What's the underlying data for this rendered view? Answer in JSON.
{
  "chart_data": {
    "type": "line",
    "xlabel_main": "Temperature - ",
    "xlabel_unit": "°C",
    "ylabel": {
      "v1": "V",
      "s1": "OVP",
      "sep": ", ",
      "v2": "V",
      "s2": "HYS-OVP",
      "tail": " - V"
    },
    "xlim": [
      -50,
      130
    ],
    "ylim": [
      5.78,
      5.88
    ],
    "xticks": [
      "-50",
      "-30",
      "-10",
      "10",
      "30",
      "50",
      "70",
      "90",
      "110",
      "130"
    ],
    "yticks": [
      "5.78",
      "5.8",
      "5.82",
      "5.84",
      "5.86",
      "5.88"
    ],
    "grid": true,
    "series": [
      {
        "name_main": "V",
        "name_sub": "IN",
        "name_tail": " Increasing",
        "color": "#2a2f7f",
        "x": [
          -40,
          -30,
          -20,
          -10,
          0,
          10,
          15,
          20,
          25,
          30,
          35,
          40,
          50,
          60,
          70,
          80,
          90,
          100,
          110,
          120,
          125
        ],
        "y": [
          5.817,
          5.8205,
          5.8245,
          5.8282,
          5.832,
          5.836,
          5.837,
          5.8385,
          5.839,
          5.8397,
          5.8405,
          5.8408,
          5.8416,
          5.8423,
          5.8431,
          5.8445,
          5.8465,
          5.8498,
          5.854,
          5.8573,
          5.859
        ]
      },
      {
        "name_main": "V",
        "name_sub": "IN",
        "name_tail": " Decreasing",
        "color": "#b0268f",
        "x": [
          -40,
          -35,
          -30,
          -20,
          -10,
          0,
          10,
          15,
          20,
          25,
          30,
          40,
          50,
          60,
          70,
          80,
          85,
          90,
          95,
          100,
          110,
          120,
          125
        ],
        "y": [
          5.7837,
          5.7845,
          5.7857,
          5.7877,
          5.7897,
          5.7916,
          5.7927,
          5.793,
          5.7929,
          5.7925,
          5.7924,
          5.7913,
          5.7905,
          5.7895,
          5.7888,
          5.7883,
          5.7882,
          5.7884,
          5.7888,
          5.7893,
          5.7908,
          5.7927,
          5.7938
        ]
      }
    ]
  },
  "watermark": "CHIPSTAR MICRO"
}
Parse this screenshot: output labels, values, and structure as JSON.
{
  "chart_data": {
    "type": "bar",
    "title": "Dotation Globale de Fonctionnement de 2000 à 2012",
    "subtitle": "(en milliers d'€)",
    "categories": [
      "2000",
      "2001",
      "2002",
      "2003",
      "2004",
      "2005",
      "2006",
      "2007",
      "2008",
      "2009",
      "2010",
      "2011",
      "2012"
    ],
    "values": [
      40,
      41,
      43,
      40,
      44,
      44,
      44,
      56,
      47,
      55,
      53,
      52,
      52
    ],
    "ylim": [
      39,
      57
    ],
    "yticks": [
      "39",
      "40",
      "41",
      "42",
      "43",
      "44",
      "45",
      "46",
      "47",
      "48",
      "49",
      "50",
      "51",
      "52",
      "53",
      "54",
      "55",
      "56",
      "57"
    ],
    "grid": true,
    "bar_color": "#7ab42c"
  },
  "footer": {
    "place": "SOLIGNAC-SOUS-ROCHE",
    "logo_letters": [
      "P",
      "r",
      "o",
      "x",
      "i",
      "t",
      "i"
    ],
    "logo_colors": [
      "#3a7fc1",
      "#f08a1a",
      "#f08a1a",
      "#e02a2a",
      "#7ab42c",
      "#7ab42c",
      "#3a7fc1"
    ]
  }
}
****************************************
● **The request**: Write out the full listing exactly as given.

● **Answer to the task**:
What's the underlying data for this rendered view? Answer in JSON.
{
  "chart_data": {
    "type": "line",
    "xlabel_main": "Temperature - ",
    "xlabel_unit": "°C",
    "ylabel": {
      "v1": "V",
      "s1": "OVP",
      "sep": ", ",
      "v2": "V",
      "s2": "HYS-OVP",
      "tail": " - V"
    },
    "xlim": [
      -50,
      130
    ],
    "ylim": [
      5.78,
      5.88
    ],
    "xticks": [
      "-50",
      "-30",
      "-10",
      "10",
      "30",
      "50",
      "70",
      "90",
      "110",
      "130"
    ],
    "yticks": [
      "5.78",
      "5.8",
      "5.82",
      "5.84",
      "5.86",
      "5.88"
    ],
    "grid": true,
    "series": [
      {
        "name_main": "V",
        "name_sub": "IN",
        "name_tail": " Increasing",
        "color": "#2a2f7f",
        "x": [
          -40,
          -30,
          -20,
          -10,
          0,
          10,
          15,
          20,
          25,
          30,
          35,
          40,
          50,
          60,
          70,
          80,
          90,
          100,
          110,
          120,
          125
        ],
        "y": [
          5.817,
          5.8205,
          5.8245,
          5.8282,
          5.832,
          5.836,
          5.837,
          5.8385,
          5.839,
          5.8397,
          5.8405,
          5.8408,
          5.8416,
          5.8423,
          5.8431,
          5.8445,
          5.8465,
          5.8498,
          5.854,
          5.8573,
          5.859
        ]
      },
      {
        "name_main": "V",
        "name_sub": "IN",
        "name_tail": " Decreasing",
        "color": "#b0268f",
        "x": [
          -40,
          -35,
          -30,
          -20,
          -10,
          0,
          10,
          15,
          20,
          25,
          30,
          40,
          50,
          60,
          70,
          80,
          85,
          90,
          95,
          100,
          110,
          120,
          125
        ],
        "y": [
          5.7837,
          5.7845,
          5.7857,
          5.7877,
          5.7897,
          5.7916,
          5.7927,
          5.793,
          5.7929,
          5.7925,
          5.7924,
          5.7913,
          5.7905,
          5.7895,
          5.7888,
          5.7883,
          5.7882,
          5.7884,
          5.7888,
          5.7893,
          5.7908,
          5.7927,
          5.7938
        ]
      }
    ]
  },
  "watermark": "CHIPSTAR MICRO"
}
Parse this screenshot: output labels, values, and structure as JSON.
{
  "chart_data": {
    "type": "bar",
    "title": "Dotation Globale de Fonctionnement de 2000 à 2012",
    "subtitle": "(en milliers d'€)",
    "categories": [
      "2000",
      "2001",
      "2002",
      "2003",
      "2004",
      "2005",
      "2006",
      "2007",
      "2008",
      "2009",
      "2010",
      "2011",
      "2012"
    ],
    "values": [
      40,
      41,
      43,
      40,
      44,
      44,
      44,
      56,
      47,
      55,
      53,
      52,
      52
    ],
    "ylim": [
      39,
      57
    ],
    "yticks": [
      "39",
      "40",
      "41",
      "42",
      "43",
      "44",
      "45",
      "46",
      "47",
      "48",
      "49",
      "50",
      "51",
      "52",
      "53",
      "54",
      "55",
      "56",
      "57"
    ],
    "grid": true,
    "bar_color": "#7ab42c"
  },
  "footer": {
    "place": "SOLIGNAC-SOUS-ROCHE",
    "logo_letters": [
      "P",
      "r",
      "o",
      "x",
      "i",
      "t",
      "i"
    ],
    "logo_colors": [
      "#3a7fc1",
      "#f08a1a",
      "#f08a1a",
      "#e02a2a",
      "#7ab42c",
      "#7ab42c",
      "#3a7fc1"
    ]
  }
}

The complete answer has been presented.